Goal of the exercise: Give back all the data exactly as it was written.

Task input:

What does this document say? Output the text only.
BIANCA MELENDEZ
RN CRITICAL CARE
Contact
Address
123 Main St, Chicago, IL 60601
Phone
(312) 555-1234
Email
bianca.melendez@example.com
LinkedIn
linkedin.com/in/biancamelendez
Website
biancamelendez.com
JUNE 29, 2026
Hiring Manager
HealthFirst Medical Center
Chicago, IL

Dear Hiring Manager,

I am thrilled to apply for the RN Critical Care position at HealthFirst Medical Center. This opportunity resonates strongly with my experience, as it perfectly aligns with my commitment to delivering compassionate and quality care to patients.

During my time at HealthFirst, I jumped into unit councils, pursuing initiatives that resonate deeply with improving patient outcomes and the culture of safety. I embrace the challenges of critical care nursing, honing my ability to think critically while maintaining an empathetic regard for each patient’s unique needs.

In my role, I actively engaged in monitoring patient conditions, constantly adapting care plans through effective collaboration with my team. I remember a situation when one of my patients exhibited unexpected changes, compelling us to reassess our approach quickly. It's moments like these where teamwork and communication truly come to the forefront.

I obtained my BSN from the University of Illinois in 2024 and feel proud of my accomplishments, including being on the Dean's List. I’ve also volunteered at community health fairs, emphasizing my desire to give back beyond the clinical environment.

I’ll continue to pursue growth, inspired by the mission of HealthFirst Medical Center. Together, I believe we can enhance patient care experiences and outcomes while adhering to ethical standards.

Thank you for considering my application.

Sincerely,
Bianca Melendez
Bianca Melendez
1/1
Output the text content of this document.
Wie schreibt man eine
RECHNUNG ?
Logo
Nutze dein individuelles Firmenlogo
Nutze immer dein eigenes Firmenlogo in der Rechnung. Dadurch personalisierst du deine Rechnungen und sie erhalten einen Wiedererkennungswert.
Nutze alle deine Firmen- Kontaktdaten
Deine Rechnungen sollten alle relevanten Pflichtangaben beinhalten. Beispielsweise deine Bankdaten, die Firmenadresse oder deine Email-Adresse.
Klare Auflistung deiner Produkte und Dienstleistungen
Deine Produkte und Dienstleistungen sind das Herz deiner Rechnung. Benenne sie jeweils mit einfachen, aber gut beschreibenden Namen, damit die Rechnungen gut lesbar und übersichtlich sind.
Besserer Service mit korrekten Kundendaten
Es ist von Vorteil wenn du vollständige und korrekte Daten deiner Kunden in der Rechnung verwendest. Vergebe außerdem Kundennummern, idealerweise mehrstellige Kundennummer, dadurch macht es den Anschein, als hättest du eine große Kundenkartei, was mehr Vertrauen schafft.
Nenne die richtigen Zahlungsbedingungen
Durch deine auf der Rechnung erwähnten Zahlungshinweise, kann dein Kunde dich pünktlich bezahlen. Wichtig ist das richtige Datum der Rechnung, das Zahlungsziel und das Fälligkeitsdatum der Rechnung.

Solved exercise:
What does this document say? Output the text only.
BIANCA MELENDEZ
RN CRITICAL CARE
Contact
Address
123 Main St, Chicago, IL 60601
Phone
(312) 555-1234
Email
bianca.melendez@example.com
LinkedIn
linkedin.com/in/biancamelendez
Website
biancamelendez.com
JUNE 29, 2026
Hiring Manager
HealthFirst Medical Center
Chicago, IL

Dear Hiring Manager,

I am thrilled to apply for the RN Critical Care position at HealthFirst Medical Center. This opportunity resonates strongly with my experience, as it perfectly aligns with my commitment to delivering compassionate and quality care to patients.

During my time at HealthFirst, I jumped into unit councils, pursuing initiatives that resonate deeply with improving patient outcomes and the culture of safety. I embrace the challenges of critical care nursing, honing my ability to think critically while maintaining an empathetic regard for each patient’s unique needs.

In my role, I actively engaged in monitoring patient conditions, constantly adapting care plans through effective collaboration with my team. I remember a situation when one of my patients exhibited unexpected changes, compelling us to reassess our approach quickly. It's moments like these where teamwork and communication truly come to the forefront.

I obtained my BSN from the University of Illinois in 2024 and feel proud of my accomplishments, including being on the Dean's List. I’ve also volunteered at community health fairs, emphasizing my desire to give back beyond the clinical environment.

I’ll continue to pursue growth, inspired by the mission of HealthFirst Medical Center. Together, I believe we can enhance patient care experiences and outcomes while adhering to ethical standards.

Thank you for considering my application.

Sincerely,
Bianca Melendez
Bianca Melendez
1/1
Output the text content of this document.
Wie schreibt man eine
RECHNUNG ?
Logo
Nutze dein individuelles Firmenlogo
Nutze immer dein eigenes Firmenlogo in der Rechnung. Dadurch personalisierst du deine Rechnungen und sie erhalten einen Wiedererkennungswert.
Nutze alle deine Firmen- Kontaktdaten
Deine Rechnungen sollten alle relevanten Pflichtangaben beinhalten. Beispielsweise deine Bankdaten, die Firmenadresse oder deine Email-Adresse.
Klare Auflistung deiner Produkte und Dienstleistungen
Deine Produkte und Dienstleistungen sind das Herz deiner Rechnung. Benenne sie jeweils mit einfachen, aber gut beschreibenden Namen, damit die Rechnungen gut lesbar und übersichtlich sind.
Besserer Service mit korrekten Kundendaten
Es ist von Vorteil wenn du vollständige und korrekte Daten deiner Kunden in der Rechnung verwendest. Vergebe außerdem Kundennummern, idealerweise mehrstellige Kundennummer, dadurch macht es den Anschein, als hättest du eine große Kundenkartei, was mehr Vertrauen schafft.
Nenne die richtigen Zahlungsbedingungen
Durch deine auf der Rechnung erwähnten Zahlungshinweise, kann dein Kunde dich pünktlich bezahlen. Wichtig ist das richtige Datum der Rechnung, das Zahlungsziel und das Fälligkeitsdatum der Rechnung.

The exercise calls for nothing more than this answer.